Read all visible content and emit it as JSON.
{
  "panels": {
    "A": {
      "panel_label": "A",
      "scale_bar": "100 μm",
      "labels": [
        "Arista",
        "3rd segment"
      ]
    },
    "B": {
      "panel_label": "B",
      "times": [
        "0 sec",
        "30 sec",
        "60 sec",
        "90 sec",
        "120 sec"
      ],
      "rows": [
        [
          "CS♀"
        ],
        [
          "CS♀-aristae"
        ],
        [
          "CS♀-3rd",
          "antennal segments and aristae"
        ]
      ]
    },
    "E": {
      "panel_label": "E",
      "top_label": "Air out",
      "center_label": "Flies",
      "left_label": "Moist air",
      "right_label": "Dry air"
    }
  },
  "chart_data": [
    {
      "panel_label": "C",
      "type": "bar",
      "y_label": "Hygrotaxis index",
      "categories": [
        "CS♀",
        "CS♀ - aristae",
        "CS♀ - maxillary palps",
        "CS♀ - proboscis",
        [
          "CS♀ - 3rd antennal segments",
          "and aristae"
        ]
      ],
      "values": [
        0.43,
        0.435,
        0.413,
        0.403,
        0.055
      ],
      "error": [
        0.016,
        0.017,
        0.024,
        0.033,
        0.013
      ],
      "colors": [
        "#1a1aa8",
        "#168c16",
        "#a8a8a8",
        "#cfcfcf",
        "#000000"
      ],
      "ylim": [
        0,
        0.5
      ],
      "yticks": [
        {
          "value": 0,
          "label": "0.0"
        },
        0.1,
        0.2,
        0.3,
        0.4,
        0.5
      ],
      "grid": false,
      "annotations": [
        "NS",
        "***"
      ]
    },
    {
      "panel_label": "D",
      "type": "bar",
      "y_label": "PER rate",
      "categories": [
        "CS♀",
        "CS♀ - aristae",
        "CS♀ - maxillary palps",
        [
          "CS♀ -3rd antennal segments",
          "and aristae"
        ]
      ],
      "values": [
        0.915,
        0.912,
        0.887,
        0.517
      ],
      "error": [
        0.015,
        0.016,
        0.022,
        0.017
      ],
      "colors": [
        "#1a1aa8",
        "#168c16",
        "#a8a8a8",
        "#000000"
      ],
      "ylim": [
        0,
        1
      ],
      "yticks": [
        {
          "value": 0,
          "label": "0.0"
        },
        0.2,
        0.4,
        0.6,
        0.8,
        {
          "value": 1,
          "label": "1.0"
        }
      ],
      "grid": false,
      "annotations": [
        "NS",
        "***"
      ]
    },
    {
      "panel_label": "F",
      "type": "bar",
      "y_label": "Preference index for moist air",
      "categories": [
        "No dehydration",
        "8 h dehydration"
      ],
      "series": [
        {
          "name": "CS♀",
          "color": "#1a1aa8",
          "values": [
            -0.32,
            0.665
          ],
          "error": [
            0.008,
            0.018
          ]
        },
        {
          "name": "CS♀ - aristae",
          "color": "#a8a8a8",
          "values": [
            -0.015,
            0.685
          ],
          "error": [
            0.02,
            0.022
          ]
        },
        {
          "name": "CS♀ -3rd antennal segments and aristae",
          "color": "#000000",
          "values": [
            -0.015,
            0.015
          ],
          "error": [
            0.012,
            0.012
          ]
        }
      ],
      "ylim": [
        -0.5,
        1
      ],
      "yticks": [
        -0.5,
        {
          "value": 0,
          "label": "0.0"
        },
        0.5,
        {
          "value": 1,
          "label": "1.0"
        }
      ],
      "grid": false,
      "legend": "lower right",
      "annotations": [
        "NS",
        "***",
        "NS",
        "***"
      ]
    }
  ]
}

····················

Return all of the data word for word.

> Written solution
Read all visible content and emit it as JSON.
{
  "panels": {
    "A": {
      "panel_label": "A",
      "scale_bar": "100 μm",
      "labels": [
        "Arista",
        "3rd segment"
      ]
    },
    "B": {
      "panel_label": "B",
      "times": [
        "0 sec",
        "30 sec",
        "60 sec",
        "90 sec",
        "120 sec"
      ],
      "rows": [
        [
          "CS♀"
        ],
        [
          "CS♀-aristae"
        ],
        [
          "CS♀-3rd",
          "antennal segments and aristae"
        ]
      ]
    },
    "E": {
      "panel_label": "E",
      "top_label": "Air out",
      "center_label": "Flies",
      "left_label": "Moist air",
      "right_label": "Dry air"
    }
  },
  "chart_data": [
    {
      "panel_label": "C",
      "type": "bar",
      "y_label": "Hygrotaxis index",
      "categories": [
        "CS♀",
        "CS♀ - aristae",
        "CS♀ - maxillary palps",
        "CS♀ - proboscis",
        [
          "CS♀ - 3rd antennal segments",
          "and aristae"
        ]
      ],
      "values": [
        0.43,
        0.435,
        0.413,
        0.403,
        0.055
      ],
      "error": [
        0.016,
        0.017,
        0.024,
        0.033,
        0.013
      ],
      "colors": [
        "#1a1aa8",
        "#168c16",
        "#a8a8a8",
        "#cfcfcf",
        "#000000"
      ],
      "ylim": [
        0,
        0.5
      ],
      "yticks": [
        {
          "value": 0,
          "label": "0.0"
        },
        0.1,
        0.2,
        0.3,
        0.4,
        0.5
      ],
      "grid": false,
      "annotations": [
        "NS",
        "***"
      ]
    },
    {
      "panel_label": "D",
      "type": "bar",
      "y_label": "PER rate",
      "categories": [
        "CS♀",
        "CS♀ - aristae",
        "CS♀ - maxillary palps",
        [
          "CS♀ -3rd antennal segments",
          "and aristae"
        ]
      ],
      "values": [
        0.915,
        0.912,
        0.887,
        0.517
      ],
      "error": [
        0.015,
        0.016,
        0.022,
        0.017
      ],
      "colors": [
        "#1a1aa8",
        "#168c16",
        "#a8a8a8",
        "#000000"
      ],
      "ylim": [
        0,
        1
      ],
      "yticks": [
        {
          "value": 0,
          "label": "0.0"
        },
        0.2,
        0.4,
        0.6,
        0.8,
        {
          "value": 1,
          "label": "1.0"
        }
      ],
      "grid": false,
      "annotations": [
        "NS",
        "***"
      ]
    },
    {
      "panel_label": "F",
      "type": "bar",
      "y_label": "Preference index for moist air",
      "categories": [
        "No dehydration",
        "8 h dehydration"
      ],
      "series": [
        {
          "name": "CS♀",
          "color": "#1a1aa8",
          "values": [
            -0.32,
            0.665
          ],
          "error": [
            0.008,
            0.018
          ]
        },
        {
          "name": "CS♀ - aristae",
          "color": "#a8a8a8",
          "values": [
            -0.015,
            0.685
          ],
          "error": [
            0.02,
            0.022
          ]
        },
        {
          "name": "CS♀ -3rd antennal segments and aristae",
          "color": "#000000",
          "values": [
            -0.015,
            0.015
          ],
          "error": [
            0.012,
            0.012
          ]
        }
      ],
      "ylim": [
        -0.5,
        1
      ],
      "yticks": [
        -0.5,
        {
          "value": 0,
          "label": "0.0"
        },
        0.5,
        {
          "value": 1,
          "label": "1.0"
        }
      ],
      "grid": false,
      "legend": "lower right",
      "annotations": [
        "NS",
        "***",
        "NS",
        "***"
      ]
    }
  ]
}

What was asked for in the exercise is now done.